(Saved data entries)
-------------------------
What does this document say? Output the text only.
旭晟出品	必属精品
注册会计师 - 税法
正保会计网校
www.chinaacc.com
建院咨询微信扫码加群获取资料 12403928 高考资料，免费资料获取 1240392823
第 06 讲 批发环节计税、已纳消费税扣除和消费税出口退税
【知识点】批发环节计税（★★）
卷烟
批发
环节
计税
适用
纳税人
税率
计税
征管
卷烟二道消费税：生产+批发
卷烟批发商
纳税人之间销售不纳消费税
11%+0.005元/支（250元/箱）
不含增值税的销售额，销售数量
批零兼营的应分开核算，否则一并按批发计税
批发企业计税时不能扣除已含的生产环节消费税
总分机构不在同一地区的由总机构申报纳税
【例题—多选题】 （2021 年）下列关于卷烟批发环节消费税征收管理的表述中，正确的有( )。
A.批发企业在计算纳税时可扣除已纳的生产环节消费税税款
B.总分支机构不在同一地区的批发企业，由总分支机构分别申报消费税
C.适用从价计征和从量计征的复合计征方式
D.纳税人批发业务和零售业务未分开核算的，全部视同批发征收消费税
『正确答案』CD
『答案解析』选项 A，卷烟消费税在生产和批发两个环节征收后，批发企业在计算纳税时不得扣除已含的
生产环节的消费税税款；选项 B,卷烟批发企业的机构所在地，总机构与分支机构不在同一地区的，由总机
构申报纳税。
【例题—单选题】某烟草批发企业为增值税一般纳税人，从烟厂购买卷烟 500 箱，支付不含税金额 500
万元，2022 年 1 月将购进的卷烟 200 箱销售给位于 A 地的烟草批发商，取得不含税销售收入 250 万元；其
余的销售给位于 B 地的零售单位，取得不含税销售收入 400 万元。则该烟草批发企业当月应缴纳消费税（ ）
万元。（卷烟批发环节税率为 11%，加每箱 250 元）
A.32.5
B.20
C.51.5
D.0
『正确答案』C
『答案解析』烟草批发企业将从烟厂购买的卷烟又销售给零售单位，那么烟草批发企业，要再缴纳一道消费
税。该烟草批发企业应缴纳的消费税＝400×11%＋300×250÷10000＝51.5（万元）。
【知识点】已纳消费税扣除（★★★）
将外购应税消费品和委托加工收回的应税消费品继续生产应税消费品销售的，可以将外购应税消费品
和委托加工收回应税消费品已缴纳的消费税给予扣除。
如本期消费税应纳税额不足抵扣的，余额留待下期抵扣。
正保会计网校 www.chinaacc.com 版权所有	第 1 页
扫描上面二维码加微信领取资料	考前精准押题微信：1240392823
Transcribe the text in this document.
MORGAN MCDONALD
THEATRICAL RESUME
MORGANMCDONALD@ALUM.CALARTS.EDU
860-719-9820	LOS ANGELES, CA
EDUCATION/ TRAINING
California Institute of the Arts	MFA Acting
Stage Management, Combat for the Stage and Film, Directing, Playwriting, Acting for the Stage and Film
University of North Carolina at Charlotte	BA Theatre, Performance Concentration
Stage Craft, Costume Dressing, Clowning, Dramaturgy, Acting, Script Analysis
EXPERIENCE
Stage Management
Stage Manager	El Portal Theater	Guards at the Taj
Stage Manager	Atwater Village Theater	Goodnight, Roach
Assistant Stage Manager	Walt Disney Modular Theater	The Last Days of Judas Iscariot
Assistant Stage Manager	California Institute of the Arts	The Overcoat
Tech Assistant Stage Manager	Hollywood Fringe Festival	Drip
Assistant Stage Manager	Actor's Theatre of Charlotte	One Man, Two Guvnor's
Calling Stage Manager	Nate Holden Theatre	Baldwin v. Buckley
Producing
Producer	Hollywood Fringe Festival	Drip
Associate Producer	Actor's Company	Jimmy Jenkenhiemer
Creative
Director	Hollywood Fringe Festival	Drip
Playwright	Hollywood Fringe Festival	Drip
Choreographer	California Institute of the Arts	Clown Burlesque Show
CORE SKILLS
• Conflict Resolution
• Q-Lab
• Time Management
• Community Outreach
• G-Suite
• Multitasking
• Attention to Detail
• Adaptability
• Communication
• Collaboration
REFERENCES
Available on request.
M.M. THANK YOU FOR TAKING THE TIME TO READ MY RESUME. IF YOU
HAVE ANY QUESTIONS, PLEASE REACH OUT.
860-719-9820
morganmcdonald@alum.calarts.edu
-------------------------
→ **EXERCISE DIRECTIONS**:
Find the word "Theater" in the entries, and copy every line it shows up in.

→ **RESULT BELOW**:
Stage Manager	El Portal Theater	Guards at the Taj
Stage Manager	Atwater Village Theater	Goodnight, Roach
Assistant Stage Manager	Walt Disney Modular Theater	The Last Days of Judas Iscariot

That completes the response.